PROBLEM DETAILS:
Give back the full material, exactly as it reads.

═══ LISTED ENTRIES

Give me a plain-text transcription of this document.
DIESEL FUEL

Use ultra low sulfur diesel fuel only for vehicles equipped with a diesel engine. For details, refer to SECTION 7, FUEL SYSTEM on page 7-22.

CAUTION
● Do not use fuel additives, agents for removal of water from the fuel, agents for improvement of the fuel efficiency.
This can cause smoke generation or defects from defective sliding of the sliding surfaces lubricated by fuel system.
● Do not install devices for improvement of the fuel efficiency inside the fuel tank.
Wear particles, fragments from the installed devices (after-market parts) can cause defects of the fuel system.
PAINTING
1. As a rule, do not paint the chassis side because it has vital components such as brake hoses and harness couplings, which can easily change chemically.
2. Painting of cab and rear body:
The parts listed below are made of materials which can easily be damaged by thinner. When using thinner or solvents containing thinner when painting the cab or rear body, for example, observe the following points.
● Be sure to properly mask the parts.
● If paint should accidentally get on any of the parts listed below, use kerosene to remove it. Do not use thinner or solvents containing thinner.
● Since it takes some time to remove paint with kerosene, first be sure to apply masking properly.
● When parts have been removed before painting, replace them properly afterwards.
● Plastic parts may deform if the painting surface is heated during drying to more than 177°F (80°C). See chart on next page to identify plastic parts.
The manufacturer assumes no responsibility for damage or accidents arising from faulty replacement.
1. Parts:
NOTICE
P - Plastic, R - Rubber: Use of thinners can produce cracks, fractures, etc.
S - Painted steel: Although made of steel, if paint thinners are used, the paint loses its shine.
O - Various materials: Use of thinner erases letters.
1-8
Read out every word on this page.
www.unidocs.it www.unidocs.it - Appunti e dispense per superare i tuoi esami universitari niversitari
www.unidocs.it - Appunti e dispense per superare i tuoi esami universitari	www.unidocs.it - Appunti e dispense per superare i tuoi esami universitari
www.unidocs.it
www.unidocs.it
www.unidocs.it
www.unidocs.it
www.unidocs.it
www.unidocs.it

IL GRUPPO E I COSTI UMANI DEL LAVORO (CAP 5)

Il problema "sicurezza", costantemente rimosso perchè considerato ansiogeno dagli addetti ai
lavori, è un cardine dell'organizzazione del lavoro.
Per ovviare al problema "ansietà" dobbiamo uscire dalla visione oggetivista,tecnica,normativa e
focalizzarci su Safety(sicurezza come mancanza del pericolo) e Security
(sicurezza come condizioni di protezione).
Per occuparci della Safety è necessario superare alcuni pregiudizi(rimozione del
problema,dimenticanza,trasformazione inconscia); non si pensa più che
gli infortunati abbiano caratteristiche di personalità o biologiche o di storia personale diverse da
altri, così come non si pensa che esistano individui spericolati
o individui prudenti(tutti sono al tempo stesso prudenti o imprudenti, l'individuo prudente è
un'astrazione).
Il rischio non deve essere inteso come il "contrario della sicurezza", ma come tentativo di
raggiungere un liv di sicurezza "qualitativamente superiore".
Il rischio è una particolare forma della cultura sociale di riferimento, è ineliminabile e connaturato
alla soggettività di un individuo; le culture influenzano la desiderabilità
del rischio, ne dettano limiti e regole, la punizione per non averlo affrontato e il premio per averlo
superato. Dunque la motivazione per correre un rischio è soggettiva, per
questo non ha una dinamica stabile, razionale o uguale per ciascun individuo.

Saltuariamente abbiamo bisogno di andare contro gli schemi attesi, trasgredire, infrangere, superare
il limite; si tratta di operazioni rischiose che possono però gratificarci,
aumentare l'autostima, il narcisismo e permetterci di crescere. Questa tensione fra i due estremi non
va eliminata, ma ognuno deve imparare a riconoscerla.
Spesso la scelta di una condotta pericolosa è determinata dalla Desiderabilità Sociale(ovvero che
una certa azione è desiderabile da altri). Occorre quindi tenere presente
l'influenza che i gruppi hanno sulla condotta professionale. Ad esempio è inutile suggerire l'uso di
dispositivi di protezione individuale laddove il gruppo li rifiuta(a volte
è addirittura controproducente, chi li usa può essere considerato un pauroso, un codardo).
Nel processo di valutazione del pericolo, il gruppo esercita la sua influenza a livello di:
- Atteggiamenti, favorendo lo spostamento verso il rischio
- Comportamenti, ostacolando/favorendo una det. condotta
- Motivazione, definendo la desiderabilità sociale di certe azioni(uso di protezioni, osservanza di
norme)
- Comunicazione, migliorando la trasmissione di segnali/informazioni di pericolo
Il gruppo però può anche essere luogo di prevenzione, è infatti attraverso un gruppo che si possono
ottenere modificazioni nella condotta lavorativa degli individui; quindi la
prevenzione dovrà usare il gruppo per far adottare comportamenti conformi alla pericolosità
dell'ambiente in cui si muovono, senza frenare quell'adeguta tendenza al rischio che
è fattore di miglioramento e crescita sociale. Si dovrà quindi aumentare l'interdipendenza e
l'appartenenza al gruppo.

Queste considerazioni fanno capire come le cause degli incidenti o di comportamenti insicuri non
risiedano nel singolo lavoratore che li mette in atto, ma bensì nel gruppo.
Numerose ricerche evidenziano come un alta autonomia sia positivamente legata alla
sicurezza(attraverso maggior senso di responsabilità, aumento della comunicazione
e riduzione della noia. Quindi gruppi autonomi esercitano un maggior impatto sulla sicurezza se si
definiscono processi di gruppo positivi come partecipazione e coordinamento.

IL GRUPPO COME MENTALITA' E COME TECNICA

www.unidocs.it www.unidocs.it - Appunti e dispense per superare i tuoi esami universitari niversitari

══════

SOLUTION:
Give me a plain-text transcription of this document.
DIESEL FUEL

Use ultra low sulfur diesel fuel only for vehicles equipped with a diesel engine. For details, refer to SECTION 7, FUEL SYSTEM on page 7-22.

CAUTION
● Do not use fuel additives, agents for removal of water from the fuel, agents for improvement of the fuel efficiency.
This can cause smoke generation or defects from defective sliding of the sliding surfaces lubricated by fuel system.
● Do not install devices for improvement of the fuel efficiency inside the fuel tank.
Wear particles, fragments from the installed devices (after-market parts) can cause defects of the fuel system.
PAINTING
1. As a rule, do not paint the chassis side because it has vital components such as brake hoses and harness couplings, which can easily change chemically.
2. Painting of cab and rear body:
The parts listed below are made of materials which can easily be damaged by thinner. When using thinner or solvents containing thinner when painting the cab or rear body, for example, observe the following points.
● Be sure to properly mask the parts.
● If paint should accidentally get on any of the parts listed below, use kerosene to remove it. Do not use thinner or solvents containing thinner.
● Since it takes some time to remove paint with kerosene, first be sure to apply masking properly.
● When parts have been removed before painting, replace them properly afterwards.
● Plastic parts may deform if the painting surface is heated during drying to more than 177°F (80°C). See chart on next page to identify plastic parts.
The manufacturer assumes no responsibility for damage or accidents arising from faulty replacement.
1. Parts:
NOTICE
P - Plastic, R - Rubber: Use of thinners can produce cracks, fractures, etc.
S - Painted steel: Although made of steel, if paint thinners are used, the paint loses its shine.
O - Various materials: Use of thinner erases letters.
1-8
Read out every word on this page.
www.unidocs.it www.unidocs.it - Appunti e dispense per superare i tuoi esami universitari niversitari
www.unidocs.it - Appunti e dispense per superare i tuoi esami universitari	www.unidocs.it - Appunti e dispense per superare i tuoi esami universitari
www.unidocs.it
www.unidocs.it
www.unidocs.it
www.unidocs.it
www.unidocs.it
www.unidocs.it

IL GRUPPO E I COSTI UMANI DEL LAVORO (CAP 5)

Il problema "sicurezza", costantemente rimosso perchè considerato ansiogeno dagli addetti ai
lavori, è un cardine dell'organizzazione del lavoro.
Per ovviare al problema "ansietà" dobbiamo uscire dalla visione oggetivista,tecnica,normativa e
focalizzarci su Safety(sicurezza come mancanza del pericolo) e Security
(sicurezza come condizioni di protezione).
Per occuparci della Safety è necessario superare alcuni pregiudizi(rimozione del
problema,dimenticanza,trasformazione inconscia); non si pensa più che
gli infortunati abbiano caratteristiche di personalità o biologiche o di storia personale diverse da
altri, così come non si pensa che esistano individui spericolati
o individui prudenti(tutti sono al tempo stesso prudenti o imprudenti, l'individuo prudente è
un'astrazione).
Il rischio non deve essere inteso come il "contrario della sicurezza", ma come tentativo di
raggiungere un liv di sicurezza "qualitativamente superiore".
Il rischio è una particolare forma della cultura sociale di riferimento, è ineliminabile e connaturato
alla soggettività di un individuo; le culture influenzano la desiderabilità
del rischio, ne dettano limiti e regole, la punizione per non averlo affrontato e il premio per averlo
superato. Dunque la motivazione per correre un rischio è soggettiva, per
questo non ha una dinamica stabile, razionale o uguale per ciascun individuo.

Saltuariamente abbiamo bisogno di andare contro gli schemi attesi, trasgredire, infrangere, superare
il limite; si tratta di operazioni rischiose che possono però gratificarci,
aumentare l'autostima, il narcisismo e permetterci di crescere. Questa tensione fra i due estremi non
va eliminata, ma ognuno deve imparare a riconoscerla.
Spesso la scelta di una condotta pericolosa è determinata dalla Desiderabilità Sociale(ovvero che
una certa azione è desiderabile da altri). Occorre quindi tenere presente
l'influenza che i gruppi hanno sulla condotta professionale. Ad esempio è inutile suggerire l'uso di
dispositivi di protezione individuale laddove il gruppo li rifiuta(a volte
è addirittura controproducente, chi li usa può essere considerato un pauroso, un codardo).
Nel processo di valutazione del pericolo, il gruppo esercita la sua influenza a livello di:
- Atteggiamenti, favorendo lo spostamento verso il rischio
- Comportamenti, ostacolando/favorendo una det. condotta
- Motivazione, definendo la desiderabilità sociale di certe azioni(uso di protezioni, osservanza di
norme)
- Comunicazione, migliorando la trasmissione di segnali/informazioni di pericolo
Il gruppo però può anche essere luogo di prevenzione, è infatti attraverso un gruppo che si possono
ottenere modificazioni nella condotta lavorativa degli individui; quindi la
prevenzione dovrà usare il gruppo per far adottare comportamenti conformi alla pericolosità
dell'ambiente in cui si muovono, senza frenare quell'adeguta tendenza al rischio che
è fattore di miglioramento e crescita sociale. Si dovrà quindi aumentare l'interdipendenza e
l'appartenenza al gruppo.

Queste considerazioni fanno capire come le cause degli incidenti o di comportamenti insicuri non
risiedano nel singolo lavoratore che li mette in atto, ma bensì nel gruppo.
Numerose ricerche evidenziano come un alta autonomia sia positivamente legata alla
sicurezza(attraverso maggior senso di responsabilità, aumento della comunicazione
e riduzione della noia. Quindi gruppi autonomi esercitano un maggior impatto sulla sicurezza se si
definiscono processi di gruppo positivi come partecipazione e coordinamento.

IL GRUPPO COME MENTALITA' E COME TECNICA

www.unidocs.it www.unidocs.it - Appunti e dispense per superare i tuoi esami universitari niversitari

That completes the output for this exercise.